• [Text des Dokuments]

##########

Wer kennt Waltraud Jung aus dem Mädchenheim Weiher?
Das Haus Weiher war bis 1972 eine Erziehungsanstalt für schwererziehbare Mädchen, ein Teil der Rummelsberger Anstallten.
Viele Zöglinge waren in diesem Heim. Einige wenige haben entweder eine Lehre in der Wäscherei oder eine Schneiderlehre gemacht.
Heute sind nicht nur die psychischen Folgen dieser Zeit bekannt sondern auch die Fakten, dass Rentenjahre aus dieser Zeit fehlen.
Meine Geschichte aus dem Haus Weiher soll dazu anregen, dass sich viele aus Weiher melden damit die Verfehlungen aus der Heim-Zeit ein Recht finden.
Auszug aus: „Vom Feuer in die Hölle“ Meine Jugendjahre im Mädchenheim
Nach endlich 6 mal ausreißen sagte ich den kaltherzigen Beamten im Jugendamt, dass, wenn sie mich wieder nach Hause schicken würden, ich stehlen oder sogar einen Mord begehen würde, um in's Gefängnis zu kommen, das mir wesentlich menschlicher vorkam als mein Elternhaus. Endlich wurde ich erhört und ich kam in das Mädchenheim "Elisabeth" in Augsburg. Ich glaubte der Hölle zu Hause entkommen zu sein. Ohne mir ein Wort zu sagen, oder meine Bedürfnisse zu beachten, veranlasste das Jugendamt eine Verlegung. 6 Monate später wurde ich wie ein Stück Vieh in's Mädchenheim Weiher in Hersbruck transportiert. Ich wusste aber nicht, dass ich in eine neue Abteilung der Hölle kam, in das "heilige Feuer der Hölle". Das Mädchenheim Weiher wurde von der Bruderschaft Altdorf betrieben, unter der Leitung von Bruder Buchta. Jetzt lernte ich den Rest einer unglaublichen Grausamkeit kennen, die nur von Menschen ausgeübt werden kann. Unterdrückung und Beschämung war die schwarze Pädagogik im Haus der immer Betenden, denen, die sich die "Sündenlosen", die "Guten" nannten. Ich lernte schnell den Unterschied, dass hier die Gewalt unter dem Deckmantel Jesus Christus ausgeübt wurde und ich dadurch noch wertloser war als zu Hause. Bestrafungen, wie mir erklärt wurde, sind für die Bildung eines besseren Charakters, damit man Gott würdig wird. Widerspruch gegen diese würdelose Behandlung wurde mit dem Tragen einer blaukarierten Bluse und Rock bestraft, die uns als "unverbesserlich" markierten.

##########

• [Aufgaben im Überblick]
(A) Warum drohte die Ich-Figur im Text über das Mädchenheim Weiher den Beamten im Jugendamt, zu stehlen oder sogar einen Mord zu begehen? Antworte in ein bis drei Sätzen.
(B) Führe den Text über das Mädchenheim Weiher nach seinem letzten Satz weiter.

• [Gesammeltes Material]

##########

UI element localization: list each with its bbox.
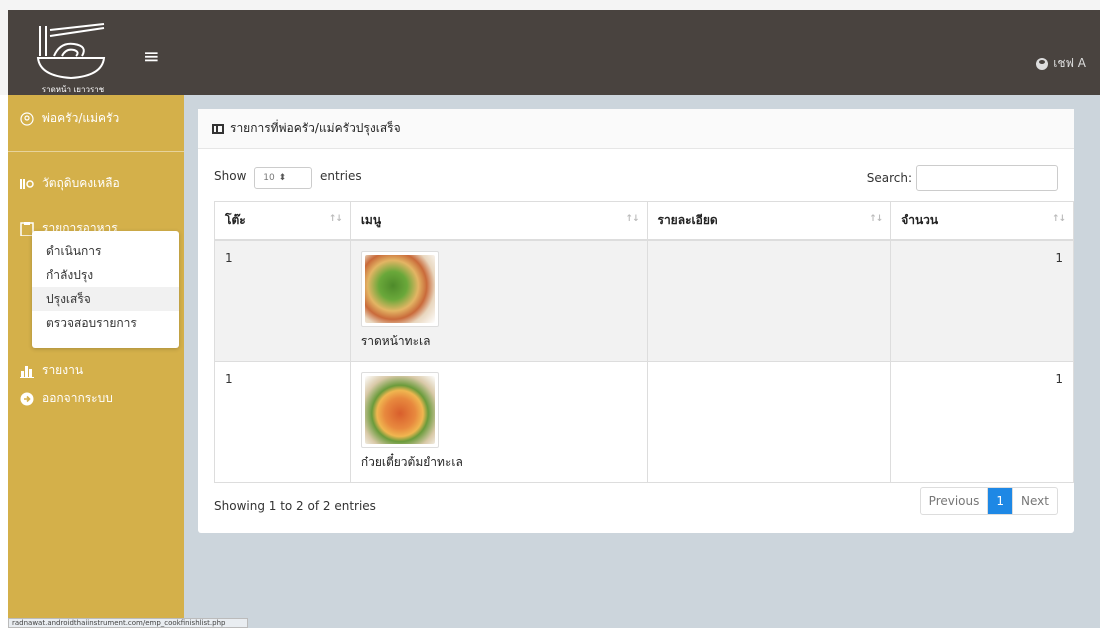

##########

• [Antworten je Aufgabe]
(A) Die Ich-Figur wollte auf diese Weise ins Gefängnis kommen. Das Gefängnis kam ihr wesentlich menschlicher vor als das Elternhaus, und sie wollte auf keinen Fall wieder nach Hause geschickt werden.

(B)
Unsere eigene Kleidung war in eine große Kleiderkammer gesperrt und keines der 300 Mädchen im Heim hatte Zugang. Unterwäsche wurde von den Erzieherinnen einmal pro Woche ausgehändigt. Eine Bluse musste 14 Tage getragen werden, ein Rock vier Wochen.
Montag bis einschließlich Samstag arbeiteten wir, entweder in der Landwirtschaft, in der Wäscherei oder in der Näherei, von 7:30 bis 18 Uhr und ohne Bezahlung.
Nach einem Jahr durfte ich eine dreijährige Schneiderlehre beginnen. Die Lehrstelle war im zweiten Haus auf dem gleichen Gelände. Wir Schneiderinnen, erhielten ein Taschengeld von 11 DM pro Monat. Davon mussten wir unsere Seife und Zahnpasta kaufen, der Rest musste für Stoff für das Prüfungskleid am Ende der Lehre gespart werden.
Das tägliche Waschen am Morgen und Abend mit kaltem Wasser wurde von den Erzieherinnen überwacht. Acht Mädchen standen nackt in einem kalten Waschraum mussten alle Teile des Körpers waschen. Von gierigen Blicken der Erzieherinnen wurde jede Bewegung mit dem Waschlappen überwacht und manchmal fuhr die Hand einer Erzieherin über den Rücken, mit der Bemerkung: "Du hast was vergessen." Duschen für 3 Minuten mit warmem Wasser war nur alle 14 Tage erlaubt und das auch wieder nur unter Bewachung. Haare durften nur alle 4 Wochen gewaschen werden.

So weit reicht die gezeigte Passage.